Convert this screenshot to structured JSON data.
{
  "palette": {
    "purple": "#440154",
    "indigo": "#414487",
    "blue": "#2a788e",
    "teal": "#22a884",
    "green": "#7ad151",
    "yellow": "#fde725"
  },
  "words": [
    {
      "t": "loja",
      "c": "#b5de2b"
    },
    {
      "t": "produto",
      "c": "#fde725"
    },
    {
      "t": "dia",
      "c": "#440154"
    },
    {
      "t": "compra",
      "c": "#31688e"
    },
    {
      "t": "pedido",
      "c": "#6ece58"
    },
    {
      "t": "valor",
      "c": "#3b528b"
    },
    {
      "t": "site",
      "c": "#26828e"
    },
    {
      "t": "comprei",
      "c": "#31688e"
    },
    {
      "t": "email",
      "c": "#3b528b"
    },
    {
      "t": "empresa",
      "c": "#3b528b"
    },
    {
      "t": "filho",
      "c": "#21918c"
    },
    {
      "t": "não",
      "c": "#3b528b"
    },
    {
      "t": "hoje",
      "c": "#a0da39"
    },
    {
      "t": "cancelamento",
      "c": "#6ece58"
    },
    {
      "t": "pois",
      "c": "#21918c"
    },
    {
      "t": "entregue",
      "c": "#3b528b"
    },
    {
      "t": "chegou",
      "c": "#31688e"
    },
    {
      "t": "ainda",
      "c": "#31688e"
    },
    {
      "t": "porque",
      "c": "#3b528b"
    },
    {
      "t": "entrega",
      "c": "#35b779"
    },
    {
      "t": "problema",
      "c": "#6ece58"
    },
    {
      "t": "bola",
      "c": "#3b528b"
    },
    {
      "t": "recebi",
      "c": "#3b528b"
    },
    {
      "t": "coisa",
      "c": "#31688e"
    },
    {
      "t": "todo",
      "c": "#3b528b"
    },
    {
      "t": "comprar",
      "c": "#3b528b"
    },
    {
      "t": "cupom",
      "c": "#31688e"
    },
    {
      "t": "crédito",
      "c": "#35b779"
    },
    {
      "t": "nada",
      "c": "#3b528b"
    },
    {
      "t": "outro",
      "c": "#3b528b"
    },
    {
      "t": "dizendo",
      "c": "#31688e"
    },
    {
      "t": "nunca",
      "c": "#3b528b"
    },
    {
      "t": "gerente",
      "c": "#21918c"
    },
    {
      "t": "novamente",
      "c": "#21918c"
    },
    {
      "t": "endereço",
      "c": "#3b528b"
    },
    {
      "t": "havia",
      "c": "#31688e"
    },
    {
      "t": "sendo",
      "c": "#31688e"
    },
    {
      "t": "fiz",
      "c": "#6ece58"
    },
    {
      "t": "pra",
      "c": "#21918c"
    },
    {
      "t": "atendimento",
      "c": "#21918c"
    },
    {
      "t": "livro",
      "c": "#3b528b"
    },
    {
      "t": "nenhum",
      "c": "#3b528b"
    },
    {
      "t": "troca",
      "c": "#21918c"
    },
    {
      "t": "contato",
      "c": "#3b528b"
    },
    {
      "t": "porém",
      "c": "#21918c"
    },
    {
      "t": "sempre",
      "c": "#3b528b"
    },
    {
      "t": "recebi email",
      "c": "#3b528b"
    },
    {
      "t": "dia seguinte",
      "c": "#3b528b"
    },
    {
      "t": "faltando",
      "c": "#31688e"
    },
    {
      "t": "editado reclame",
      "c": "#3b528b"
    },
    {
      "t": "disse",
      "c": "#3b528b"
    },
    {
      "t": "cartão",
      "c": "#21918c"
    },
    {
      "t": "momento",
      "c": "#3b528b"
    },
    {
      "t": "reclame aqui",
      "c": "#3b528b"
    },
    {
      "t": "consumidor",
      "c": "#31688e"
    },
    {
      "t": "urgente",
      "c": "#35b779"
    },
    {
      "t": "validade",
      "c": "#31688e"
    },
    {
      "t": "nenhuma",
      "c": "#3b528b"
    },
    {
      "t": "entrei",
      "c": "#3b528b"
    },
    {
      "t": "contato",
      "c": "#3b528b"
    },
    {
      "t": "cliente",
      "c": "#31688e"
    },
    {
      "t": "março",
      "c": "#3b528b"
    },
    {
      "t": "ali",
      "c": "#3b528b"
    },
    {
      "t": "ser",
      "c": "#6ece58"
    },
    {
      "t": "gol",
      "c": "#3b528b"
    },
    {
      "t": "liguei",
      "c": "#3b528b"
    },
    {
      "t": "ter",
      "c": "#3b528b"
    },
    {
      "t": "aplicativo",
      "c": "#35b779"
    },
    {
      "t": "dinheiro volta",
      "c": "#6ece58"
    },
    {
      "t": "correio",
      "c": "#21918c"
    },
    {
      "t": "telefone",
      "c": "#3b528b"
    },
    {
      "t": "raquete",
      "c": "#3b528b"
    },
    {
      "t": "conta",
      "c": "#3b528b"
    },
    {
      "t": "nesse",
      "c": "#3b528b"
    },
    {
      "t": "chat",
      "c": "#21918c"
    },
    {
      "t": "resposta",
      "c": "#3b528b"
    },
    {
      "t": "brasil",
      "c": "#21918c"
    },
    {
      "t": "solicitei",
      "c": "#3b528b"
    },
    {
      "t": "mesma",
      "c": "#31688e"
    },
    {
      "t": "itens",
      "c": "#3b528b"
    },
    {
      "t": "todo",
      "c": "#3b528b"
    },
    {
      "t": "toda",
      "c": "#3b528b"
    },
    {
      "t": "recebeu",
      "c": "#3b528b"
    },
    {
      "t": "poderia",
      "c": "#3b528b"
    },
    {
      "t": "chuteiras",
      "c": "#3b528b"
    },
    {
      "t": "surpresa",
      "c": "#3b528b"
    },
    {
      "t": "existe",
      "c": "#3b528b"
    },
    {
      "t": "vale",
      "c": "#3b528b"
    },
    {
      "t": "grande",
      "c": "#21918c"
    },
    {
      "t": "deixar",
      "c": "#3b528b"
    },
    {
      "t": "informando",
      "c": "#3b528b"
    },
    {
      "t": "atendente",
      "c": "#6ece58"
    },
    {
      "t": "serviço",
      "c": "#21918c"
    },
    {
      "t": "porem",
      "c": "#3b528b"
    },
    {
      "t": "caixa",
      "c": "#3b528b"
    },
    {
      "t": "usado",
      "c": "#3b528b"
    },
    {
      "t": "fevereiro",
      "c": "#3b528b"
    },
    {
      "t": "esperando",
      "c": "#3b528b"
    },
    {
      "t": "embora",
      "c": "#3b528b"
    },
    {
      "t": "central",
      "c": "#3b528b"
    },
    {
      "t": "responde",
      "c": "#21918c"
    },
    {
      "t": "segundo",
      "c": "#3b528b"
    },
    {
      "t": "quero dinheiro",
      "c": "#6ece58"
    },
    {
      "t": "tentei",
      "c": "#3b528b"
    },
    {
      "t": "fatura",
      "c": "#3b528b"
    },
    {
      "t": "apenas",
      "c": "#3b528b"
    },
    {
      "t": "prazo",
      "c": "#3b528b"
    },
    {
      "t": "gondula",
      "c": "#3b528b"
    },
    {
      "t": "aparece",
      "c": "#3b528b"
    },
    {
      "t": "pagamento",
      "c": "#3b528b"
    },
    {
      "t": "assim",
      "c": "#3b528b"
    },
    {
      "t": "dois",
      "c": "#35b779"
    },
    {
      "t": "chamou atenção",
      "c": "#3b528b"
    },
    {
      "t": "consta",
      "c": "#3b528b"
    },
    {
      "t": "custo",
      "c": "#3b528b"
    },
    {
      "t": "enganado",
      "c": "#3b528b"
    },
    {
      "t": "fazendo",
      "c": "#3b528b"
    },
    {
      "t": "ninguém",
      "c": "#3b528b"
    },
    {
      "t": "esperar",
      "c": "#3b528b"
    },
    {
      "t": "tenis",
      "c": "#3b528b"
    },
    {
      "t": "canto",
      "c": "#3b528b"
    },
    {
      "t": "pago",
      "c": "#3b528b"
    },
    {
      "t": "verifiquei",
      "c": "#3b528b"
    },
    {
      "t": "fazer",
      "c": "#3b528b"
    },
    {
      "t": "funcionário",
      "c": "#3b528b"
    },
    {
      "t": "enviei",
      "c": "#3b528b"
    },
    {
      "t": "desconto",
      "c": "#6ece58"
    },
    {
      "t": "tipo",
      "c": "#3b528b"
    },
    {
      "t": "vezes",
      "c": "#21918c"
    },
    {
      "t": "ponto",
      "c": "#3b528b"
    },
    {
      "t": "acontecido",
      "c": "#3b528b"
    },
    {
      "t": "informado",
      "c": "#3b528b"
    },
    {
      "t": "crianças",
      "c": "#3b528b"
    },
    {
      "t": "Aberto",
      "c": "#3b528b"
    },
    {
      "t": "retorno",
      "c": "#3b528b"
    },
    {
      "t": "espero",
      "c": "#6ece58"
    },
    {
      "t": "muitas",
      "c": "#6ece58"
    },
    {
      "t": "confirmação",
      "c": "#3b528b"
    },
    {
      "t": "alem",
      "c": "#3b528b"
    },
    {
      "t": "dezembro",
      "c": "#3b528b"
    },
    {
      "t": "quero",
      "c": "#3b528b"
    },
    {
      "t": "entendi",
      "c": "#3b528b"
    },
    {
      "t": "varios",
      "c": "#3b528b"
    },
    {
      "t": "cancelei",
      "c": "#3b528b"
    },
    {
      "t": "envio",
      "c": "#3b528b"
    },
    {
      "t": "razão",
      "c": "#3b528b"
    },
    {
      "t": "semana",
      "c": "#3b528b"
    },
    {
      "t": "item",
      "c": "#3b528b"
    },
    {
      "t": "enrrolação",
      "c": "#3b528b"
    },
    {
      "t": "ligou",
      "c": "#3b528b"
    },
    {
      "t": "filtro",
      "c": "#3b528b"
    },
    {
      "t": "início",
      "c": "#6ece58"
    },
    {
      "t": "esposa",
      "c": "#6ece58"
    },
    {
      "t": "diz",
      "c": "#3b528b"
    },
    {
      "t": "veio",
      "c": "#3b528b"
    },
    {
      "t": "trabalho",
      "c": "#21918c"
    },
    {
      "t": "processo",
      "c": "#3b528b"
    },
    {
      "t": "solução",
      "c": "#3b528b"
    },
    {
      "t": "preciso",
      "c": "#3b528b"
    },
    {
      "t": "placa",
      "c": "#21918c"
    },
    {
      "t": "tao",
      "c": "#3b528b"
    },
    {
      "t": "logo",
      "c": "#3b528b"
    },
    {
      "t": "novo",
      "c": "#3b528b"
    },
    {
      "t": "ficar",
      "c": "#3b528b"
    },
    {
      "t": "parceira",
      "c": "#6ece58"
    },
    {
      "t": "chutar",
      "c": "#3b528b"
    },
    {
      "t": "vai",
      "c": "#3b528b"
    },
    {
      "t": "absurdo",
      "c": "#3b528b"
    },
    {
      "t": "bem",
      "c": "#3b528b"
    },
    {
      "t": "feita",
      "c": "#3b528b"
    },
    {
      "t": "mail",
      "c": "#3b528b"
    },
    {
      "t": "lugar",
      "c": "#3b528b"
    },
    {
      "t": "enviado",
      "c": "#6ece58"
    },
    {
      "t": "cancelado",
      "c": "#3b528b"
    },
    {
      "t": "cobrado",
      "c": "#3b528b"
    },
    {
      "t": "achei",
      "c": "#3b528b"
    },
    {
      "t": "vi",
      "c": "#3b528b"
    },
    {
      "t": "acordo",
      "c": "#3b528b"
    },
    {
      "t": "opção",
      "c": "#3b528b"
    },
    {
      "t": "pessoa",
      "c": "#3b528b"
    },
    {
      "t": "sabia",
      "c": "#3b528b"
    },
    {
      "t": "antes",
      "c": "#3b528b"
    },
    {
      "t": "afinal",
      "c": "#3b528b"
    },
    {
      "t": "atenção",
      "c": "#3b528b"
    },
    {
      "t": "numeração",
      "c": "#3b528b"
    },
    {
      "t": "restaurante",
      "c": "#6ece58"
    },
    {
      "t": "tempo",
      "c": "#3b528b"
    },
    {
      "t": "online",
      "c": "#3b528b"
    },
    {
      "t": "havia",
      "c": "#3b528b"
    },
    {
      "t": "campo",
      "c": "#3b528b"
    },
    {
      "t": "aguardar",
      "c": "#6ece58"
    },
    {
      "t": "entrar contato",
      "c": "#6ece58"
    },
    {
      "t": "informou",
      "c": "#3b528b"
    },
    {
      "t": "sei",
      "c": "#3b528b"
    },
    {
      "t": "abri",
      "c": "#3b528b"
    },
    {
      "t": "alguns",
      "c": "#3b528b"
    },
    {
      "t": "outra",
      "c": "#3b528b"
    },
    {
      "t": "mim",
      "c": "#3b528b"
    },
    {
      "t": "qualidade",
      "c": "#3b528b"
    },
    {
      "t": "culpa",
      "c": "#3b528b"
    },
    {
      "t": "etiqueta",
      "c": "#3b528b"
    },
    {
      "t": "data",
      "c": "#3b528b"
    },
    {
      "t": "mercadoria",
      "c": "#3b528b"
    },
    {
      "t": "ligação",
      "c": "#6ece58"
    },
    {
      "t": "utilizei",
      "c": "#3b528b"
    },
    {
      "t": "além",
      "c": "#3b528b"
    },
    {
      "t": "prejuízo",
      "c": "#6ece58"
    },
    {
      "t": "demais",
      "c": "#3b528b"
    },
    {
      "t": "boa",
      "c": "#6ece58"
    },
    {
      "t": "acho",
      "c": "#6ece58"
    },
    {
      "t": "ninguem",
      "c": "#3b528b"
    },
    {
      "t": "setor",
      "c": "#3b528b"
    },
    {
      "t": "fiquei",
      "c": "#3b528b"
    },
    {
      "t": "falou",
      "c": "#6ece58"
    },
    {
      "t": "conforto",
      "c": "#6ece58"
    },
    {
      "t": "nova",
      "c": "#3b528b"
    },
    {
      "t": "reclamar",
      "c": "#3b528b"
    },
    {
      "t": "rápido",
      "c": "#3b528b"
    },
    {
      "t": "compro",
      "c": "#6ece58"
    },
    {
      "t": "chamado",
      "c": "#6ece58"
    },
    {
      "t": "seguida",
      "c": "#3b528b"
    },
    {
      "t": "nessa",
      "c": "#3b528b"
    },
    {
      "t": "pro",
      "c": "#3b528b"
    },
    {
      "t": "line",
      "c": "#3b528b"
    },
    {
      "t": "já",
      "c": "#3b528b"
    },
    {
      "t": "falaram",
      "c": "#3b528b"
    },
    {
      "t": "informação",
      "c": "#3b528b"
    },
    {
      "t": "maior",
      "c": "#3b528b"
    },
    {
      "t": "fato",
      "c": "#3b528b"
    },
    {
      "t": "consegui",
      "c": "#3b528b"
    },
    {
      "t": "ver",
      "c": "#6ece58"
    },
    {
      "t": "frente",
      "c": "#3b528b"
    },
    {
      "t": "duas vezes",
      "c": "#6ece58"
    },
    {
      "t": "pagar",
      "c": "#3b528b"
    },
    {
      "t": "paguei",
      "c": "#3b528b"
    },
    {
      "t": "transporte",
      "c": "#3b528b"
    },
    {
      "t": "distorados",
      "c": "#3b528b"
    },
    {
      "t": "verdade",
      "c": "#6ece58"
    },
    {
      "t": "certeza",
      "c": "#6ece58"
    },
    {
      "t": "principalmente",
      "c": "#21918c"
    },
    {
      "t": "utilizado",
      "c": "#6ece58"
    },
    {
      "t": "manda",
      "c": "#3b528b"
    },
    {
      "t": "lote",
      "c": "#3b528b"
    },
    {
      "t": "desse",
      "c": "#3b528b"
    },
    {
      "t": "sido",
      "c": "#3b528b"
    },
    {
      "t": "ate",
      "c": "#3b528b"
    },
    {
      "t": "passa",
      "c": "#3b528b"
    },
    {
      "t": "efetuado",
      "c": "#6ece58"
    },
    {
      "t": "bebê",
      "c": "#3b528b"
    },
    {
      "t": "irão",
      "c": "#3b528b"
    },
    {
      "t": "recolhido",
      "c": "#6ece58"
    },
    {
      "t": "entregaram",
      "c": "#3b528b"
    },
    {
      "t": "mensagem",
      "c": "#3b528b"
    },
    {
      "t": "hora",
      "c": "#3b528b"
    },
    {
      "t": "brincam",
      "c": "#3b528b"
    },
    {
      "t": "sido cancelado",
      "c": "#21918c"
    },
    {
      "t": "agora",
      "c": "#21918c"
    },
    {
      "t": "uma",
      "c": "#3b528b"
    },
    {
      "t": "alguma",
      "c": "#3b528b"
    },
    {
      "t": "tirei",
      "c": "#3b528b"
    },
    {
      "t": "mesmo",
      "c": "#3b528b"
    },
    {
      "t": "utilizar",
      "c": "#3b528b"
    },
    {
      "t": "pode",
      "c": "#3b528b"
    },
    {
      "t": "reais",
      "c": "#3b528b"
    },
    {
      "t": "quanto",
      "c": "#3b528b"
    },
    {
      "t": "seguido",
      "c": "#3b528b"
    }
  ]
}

=======

Required work.
For the entries above, count the lines that contain the string "data", and state that number without further comment.

Result for this exercise.
2